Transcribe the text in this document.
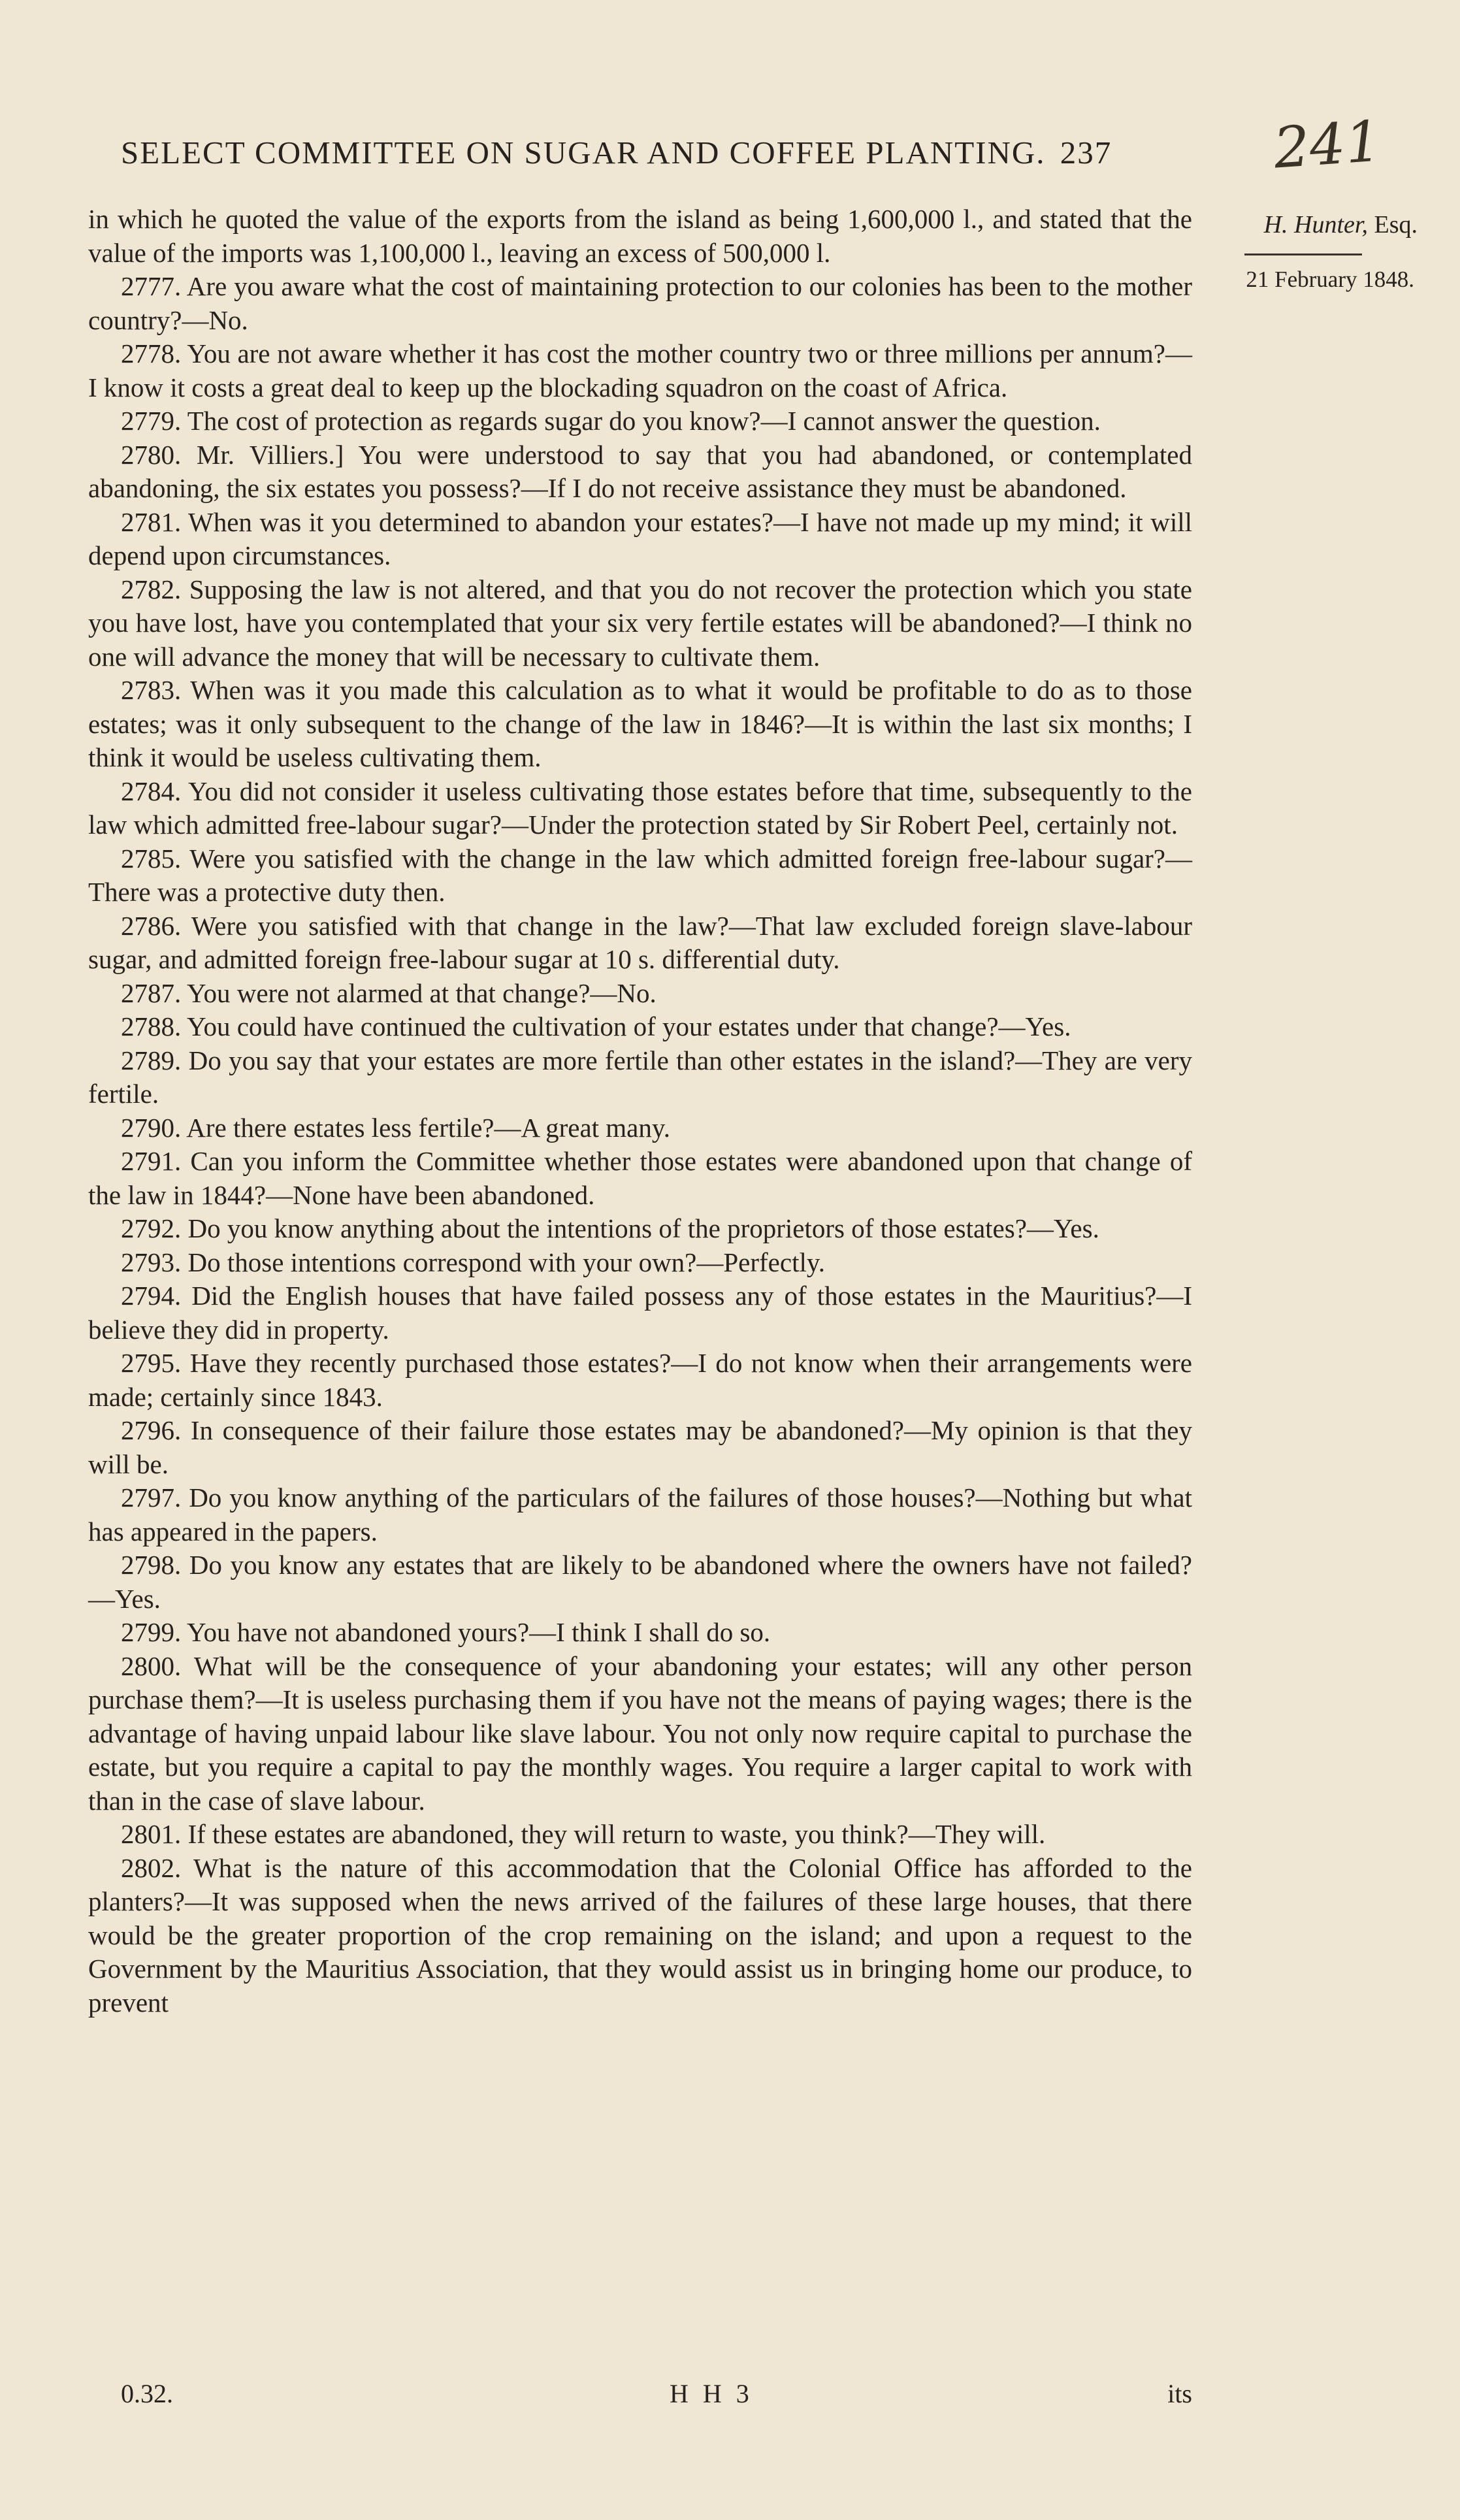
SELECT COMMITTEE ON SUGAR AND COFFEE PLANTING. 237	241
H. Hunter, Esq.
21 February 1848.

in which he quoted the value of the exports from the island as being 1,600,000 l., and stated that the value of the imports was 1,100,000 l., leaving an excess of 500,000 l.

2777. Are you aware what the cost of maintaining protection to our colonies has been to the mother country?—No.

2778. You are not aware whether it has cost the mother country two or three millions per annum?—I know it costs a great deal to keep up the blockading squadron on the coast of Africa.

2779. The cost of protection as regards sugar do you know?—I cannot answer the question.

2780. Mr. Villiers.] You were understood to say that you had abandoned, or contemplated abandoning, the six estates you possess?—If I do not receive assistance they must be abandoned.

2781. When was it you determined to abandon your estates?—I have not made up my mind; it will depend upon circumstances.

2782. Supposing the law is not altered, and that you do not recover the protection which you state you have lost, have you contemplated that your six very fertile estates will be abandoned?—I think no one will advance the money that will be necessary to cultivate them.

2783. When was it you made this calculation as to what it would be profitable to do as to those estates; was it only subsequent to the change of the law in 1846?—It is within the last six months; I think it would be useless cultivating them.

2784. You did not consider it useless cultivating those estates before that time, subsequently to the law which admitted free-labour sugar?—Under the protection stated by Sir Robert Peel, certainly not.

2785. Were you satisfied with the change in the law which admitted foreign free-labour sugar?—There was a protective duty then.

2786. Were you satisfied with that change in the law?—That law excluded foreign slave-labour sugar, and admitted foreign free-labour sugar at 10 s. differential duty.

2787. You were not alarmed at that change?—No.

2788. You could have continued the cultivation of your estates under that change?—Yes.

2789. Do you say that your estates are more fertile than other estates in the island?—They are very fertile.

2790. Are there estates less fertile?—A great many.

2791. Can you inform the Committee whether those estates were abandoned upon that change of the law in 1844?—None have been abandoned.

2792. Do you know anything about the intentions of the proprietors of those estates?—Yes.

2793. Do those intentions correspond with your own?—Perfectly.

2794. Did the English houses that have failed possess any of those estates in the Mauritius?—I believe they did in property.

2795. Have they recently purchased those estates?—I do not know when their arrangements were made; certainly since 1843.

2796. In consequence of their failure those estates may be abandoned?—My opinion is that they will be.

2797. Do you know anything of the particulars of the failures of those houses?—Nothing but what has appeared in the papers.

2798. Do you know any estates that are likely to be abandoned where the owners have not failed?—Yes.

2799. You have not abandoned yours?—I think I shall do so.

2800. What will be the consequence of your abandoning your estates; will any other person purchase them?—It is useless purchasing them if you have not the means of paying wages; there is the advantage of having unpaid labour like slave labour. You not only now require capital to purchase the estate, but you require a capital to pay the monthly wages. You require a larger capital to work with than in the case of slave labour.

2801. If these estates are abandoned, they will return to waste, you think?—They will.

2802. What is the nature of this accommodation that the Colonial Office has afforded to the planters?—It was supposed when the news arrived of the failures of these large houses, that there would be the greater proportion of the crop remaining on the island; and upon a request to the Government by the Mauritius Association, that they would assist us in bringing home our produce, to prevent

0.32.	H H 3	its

__________________________________________________

Using the material above, copy every line in which the string "intentions" occurs.

**Response to the task:**
2792. Do you know anything about the intentions of the proprietors of those estates?—Yes.
2793. Do those intentions correspond with your own?—Perfectly.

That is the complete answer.